_Directive_: Restate each line word for word. Leave out every picture.

_Entries provided_:
----------------
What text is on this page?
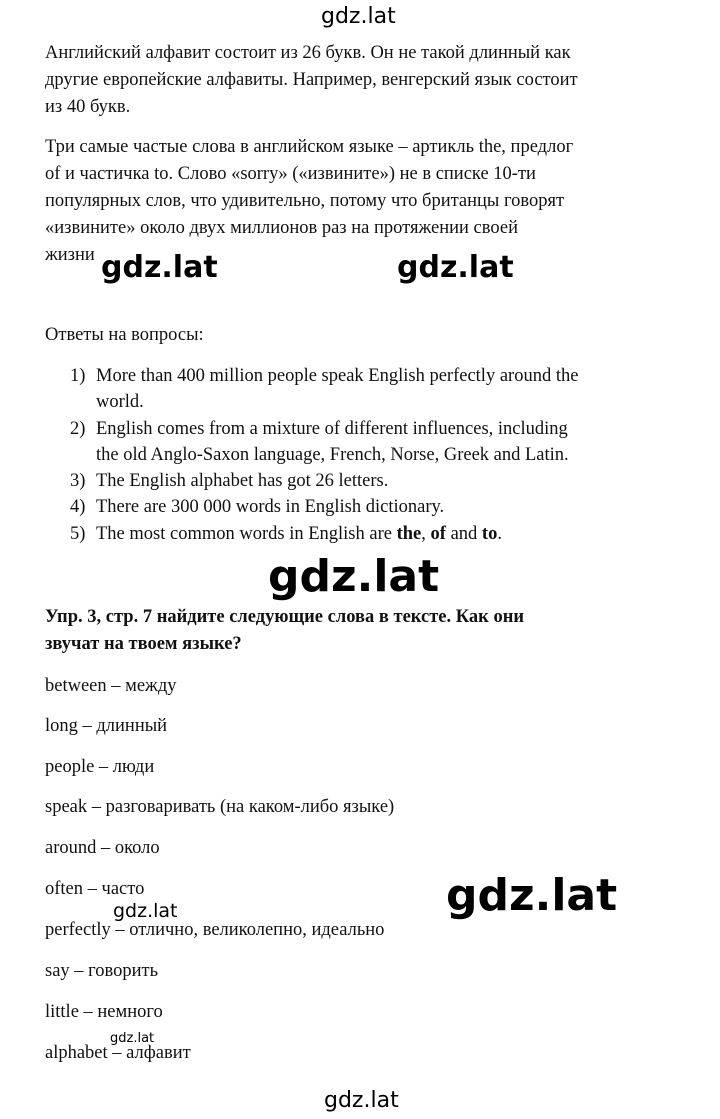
gdz.lat
gdz.lat	gdz.lat
gdz.lat
gdz.lat
gdz.lat
gdz.lat
gdz.lat

Английский алфавит состоит из 26 букв. Он не такой длинный как
другие европейские алфавиты. Например, венгерский язык состоит
из 40 букв.

Три самые частые слова в английском языке – артикль the, предлог
of и частичка to. Слово «sorry» («извините») не в списке 10-ти
популярных слов, что удивительно, потому что британцы говорят
«извините» около двух миллионов раз на протяжении своей
жизни

Ответы на вопросы:

1) More than 400 million people speak English perfectly around the
world.
2) English comes from a mixture of different influences, including
the old Anglo-Saxon language, French, Norse, Greek and Latin.
3) The English alphabet has got 26 letters.
4) There are 300 000 words in English dictionary.
5) The most common words in English are the, of and to.

Упр. 3, стр. 7 найдите следующие слова в тексте. Как они
звучат на твоем языке?

between – между

long – длинный

people – люди

speak – разговаривать (на каком-либо языке)

around – около

often – часто

perfectly – отлично, великолепно, идеально

say – говорить

little – немного

alphabet – алфавит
----------------
_Result of this exercise_:
What text is on this page?
gdz.lat
gdz.lat	gdz.lat
gdz.lat
gdz.lat
gdz.lat
gdz.lat
gdz.lat

Английский алфавит состоит из 26 букв. Он не такой длинный как
другие европейские алфавиты. Например, венгерский язык состоит
из 40 букв.

Три самые частые слова в английском языке – артикль the, предлог
of и частичка to. Слово «sorry» («извините») не в списке 10-ти
популярных слов, что удивительно, потому что британцы говорят
«извините» около двух миллионов раз на протяжении своей
жизни

Ответы на вопросы:

1) More than 400 million people speak English perfectly around the
world.
2) English comes from a mixture of different influences, including
the old Anglo-Saxon language, French, Norse, Greek and Latin.
3) The English alphabet has got 26 letters.
4) There are 300 000 words in English dictionary.
5) The most common words in English are the, of and to.

Упр. 3, стр. 7 найдите следующие слова в тексте. Как они
звучат на твоем языке?

between – между

long – длинный

people – люди

speak – разговаривать (на каком-либо языке)

around – около

often – часто

perfectly – отлично, великолепно, идеально

say – говорить

little – немного

alphabet – алфавит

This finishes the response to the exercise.